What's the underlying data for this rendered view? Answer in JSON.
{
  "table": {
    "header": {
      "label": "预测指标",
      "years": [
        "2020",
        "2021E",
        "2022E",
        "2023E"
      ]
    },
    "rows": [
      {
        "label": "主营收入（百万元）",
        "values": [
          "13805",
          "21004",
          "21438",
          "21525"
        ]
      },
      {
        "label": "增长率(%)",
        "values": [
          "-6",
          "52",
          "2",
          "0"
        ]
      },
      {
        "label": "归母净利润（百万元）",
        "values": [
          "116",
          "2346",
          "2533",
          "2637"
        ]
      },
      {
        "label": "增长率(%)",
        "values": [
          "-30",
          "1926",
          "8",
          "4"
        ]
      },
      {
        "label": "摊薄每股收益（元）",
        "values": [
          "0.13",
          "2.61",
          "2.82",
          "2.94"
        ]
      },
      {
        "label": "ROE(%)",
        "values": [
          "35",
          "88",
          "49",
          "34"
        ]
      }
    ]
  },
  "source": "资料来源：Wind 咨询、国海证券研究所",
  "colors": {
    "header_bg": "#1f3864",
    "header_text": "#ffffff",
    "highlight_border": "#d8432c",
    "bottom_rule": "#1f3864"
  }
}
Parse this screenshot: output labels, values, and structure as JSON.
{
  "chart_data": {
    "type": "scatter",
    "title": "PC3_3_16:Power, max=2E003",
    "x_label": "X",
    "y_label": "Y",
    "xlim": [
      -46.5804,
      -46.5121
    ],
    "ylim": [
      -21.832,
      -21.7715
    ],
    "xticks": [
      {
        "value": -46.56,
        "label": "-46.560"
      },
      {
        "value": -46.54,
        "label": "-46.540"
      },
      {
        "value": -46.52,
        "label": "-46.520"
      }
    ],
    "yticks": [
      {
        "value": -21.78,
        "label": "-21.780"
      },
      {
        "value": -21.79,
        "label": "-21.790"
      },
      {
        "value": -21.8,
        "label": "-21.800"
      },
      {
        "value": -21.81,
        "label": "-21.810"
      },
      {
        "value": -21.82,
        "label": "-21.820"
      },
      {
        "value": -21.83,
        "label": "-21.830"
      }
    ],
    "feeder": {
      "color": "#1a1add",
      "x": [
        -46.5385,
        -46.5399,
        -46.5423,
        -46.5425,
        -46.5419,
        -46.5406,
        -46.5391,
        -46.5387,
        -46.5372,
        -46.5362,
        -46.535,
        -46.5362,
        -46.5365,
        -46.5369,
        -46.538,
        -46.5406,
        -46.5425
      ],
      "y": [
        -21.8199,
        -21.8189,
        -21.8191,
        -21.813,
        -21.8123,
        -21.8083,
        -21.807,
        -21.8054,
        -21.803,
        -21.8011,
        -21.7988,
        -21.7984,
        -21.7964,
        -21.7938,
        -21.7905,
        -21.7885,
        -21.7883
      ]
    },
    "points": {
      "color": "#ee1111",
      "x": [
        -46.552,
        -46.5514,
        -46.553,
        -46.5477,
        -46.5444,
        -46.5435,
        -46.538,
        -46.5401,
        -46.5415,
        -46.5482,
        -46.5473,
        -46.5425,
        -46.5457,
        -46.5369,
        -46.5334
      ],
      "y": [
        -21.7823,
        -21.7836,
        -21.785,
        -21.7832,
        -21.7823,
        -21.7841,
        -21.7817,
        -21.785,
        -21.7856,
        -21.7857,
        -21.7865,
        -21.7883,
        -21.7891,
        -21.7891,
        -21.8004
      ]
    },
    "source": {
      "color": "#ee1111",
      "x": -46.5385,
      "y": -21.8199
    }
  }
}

§

→ **Task details**
Transcribe every entry word for word.

→ **Full answer**
What's the underlying data for this rendered view? Answer in JSON.
{
  "table": {
    "header": {
      "label": "预测指标",
      "years": [
        "2020",
        "2021E",
        "2022E",
        "2023E"
      ]
    },
    "rows": [
      {
        "label": "主营收入（百万元）",
        "values": [
          "13805",
          "21004",
          "21438",
          "21525"
        ]
      },
      {
        "label": "增长率(%)",
        "values": [
          "-6",
          "52",
          "2",
          "0"
        ]
      },
      {
        "label": "归母净利润（百万元）",
        "values": [
          "116",
          "2346",
          "2533",
          "2637"
        ]
      },
      {
        "label": "增长率(%)",
        "values": [
          "-30",
          "1926",
          "8",
          "4"
        ]
      },
      {
        "label": "摊薄每股收益（元）",
        "values": [
          "0.13",
          "2.61",
          "2.82",
          "2.94"
        ]
      },
      {
        "label": "ROE(%)",
        "values": [
          "35",
          "88",
          "49",
          "34"
        ]
      }
    ]
  },
  "source": "资料来源：Wind 咨询、国海证券研究所",
  "colors": {
    "header_bg": "#1f3864",
    "header_text": "#ffffff",
    "highlight_border": "#d8432c",
    "bottom_rule": "#1f3864"
  }
}
Parse this screenshot: output labels, values, and structure as JSON.
{
  "chart_data": {
    "type": "scatter",
    "title": "PC3_3_16:Power, max=2E003",
    "x_label": "X",
    "y_label": "Y",
    "xlim": [
      -46.5804,
      -46.5121
    ],
    "ylim": [
      -21.832,
      -21.7715
    ],
    "xticks": [
      {
        "value": -46.56,
        "label": "-46.560"
      },
      {
        "value": -46.54,
        "label": "-46.540"
      },
      {
        "value": -46.52,
        "label": "-46.520"
      }
    ],
    "yticks": [
      {
        "value": -21.78,
        "label": "-21.780"
      },
      {
        "value": -21.79,
        "label": "-21.790"
      },
      {
        "value": -21.8,
        "label": "-21.800"
      },
      {
        "value": -21.81,
        "label": "-21.810"
      },
      {
        "value": -21.82,
        "label": "-21.820"
      },
      {
        "value": -21.83,
        "label": "-21.830"
      }
    ],
    "feeder": {
      "color": "#1a1add",
      "x": [
        -46.5385,
        -46.5399,
        -46.5423,
        -46.5425,
        -46.5419,
        -46.5406,
        -46.5391,
        -46.5387,
        -46.5372,
        -46.5362,
        -46.535,
        -46.5362,
        -46.5365,
        -46.5369,
        -46.538,
        -46.5406,
        -46.5425
      ],
      "y": [
        -21.8199,
        -21.8189,
        -21.8191,
        -21.813,
        -21.8123,
        -21.8083,
        -21.807,
        -21.8054,
        -21.803,
        -21.8011,
        -21.7988,
        -21.7984,
        -21.7964,
        -21.7938,
        -21.7905,
        -21.7885,
        -21.7883
      ]
    },
    "points": {
      "color": "#ee1111",
      "x": [
        -46.552,
        -46.5514,
        -46.553,
        -46.5477,
        -46.5444,
        -46.5435,
        -46.538,
        -46.5401,
        -46.5415,
        -46.5482,
        -46.5473,
        -46.5425,
        -46.5457,
        -46.5369,
        -46.5334
      ],
      "y": [
        -21.7823,
        -21.7836,
        -21.785,
        -21.7832,
        -21.7823,
        -21.7841,
        -21.7817,
        -21.785,
        -21.7856,
        -21.7857,
        -21.7865,
        -21.7883,
        -21.7891,
        -21.7891,
        -21.8004
      ]
    },
    "source": {
      "color": "#ee1111",
      "x": -46.5385,
      "y": -21.8199
    }
  }
}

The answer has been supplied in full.